What is asked: Report all lines from the entries below in which "JSON" appears.

Stored data
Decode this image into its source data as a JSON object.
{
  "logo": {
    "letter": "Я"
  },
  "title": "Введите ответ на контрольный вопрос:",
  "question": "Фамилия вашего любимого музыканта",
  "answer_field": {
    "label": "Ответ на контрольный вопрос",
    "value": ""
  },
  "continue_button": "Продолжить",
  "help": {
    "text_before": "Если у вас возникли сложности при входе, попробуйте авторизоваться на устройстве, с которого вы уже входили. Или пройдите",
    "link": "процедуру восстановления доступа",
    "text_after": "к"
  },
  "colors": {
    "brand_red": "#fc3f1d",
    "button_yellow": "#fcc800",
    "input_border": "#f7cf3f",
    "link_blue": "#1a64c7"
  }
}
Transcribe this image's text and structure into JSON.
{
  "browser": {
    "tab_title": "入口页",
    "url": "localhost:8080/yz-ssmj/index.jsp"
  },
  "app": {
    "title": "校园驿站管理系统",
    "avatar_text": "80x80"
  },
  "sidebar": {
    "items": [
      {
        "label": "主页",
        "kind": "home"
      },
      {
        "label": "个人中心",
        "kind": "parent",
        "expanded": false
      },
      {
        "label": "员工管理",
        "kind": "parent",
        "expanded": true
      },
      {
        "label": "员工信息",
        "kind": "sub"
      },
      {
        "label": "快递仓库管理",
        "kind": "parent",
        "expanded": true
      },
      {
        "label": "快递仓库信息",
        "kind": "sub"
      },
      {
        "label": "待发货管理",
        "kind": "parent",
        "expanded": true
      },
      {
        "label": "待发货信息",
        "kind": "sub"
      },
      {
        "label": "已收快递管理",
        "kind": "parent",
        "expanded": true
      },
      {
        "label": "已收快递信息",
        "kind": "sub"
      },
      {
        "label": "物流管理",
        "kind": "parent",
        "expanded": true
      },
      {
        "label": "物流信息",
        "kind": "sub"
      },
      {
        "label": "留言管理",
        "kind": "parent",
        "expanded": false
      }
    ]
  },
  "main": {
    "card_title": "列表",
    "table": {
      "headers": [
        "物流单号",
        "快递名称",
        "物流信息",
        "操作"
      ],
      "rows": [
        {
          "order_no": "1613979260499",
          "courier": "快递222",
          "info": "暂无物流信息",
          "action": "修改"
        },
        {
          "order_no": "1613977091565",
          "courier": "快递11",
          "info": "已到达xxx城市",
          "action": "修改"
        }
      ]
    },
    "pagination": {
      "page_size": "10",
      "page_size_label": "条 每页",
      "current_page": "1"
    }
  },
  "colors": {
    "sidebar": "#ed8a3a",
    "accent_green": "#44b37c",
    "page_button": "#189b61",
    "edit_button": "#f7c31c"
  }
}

Right answer:
Decode this image into its source data as a JSON object.
Transcribe this image's text and structure into JSON.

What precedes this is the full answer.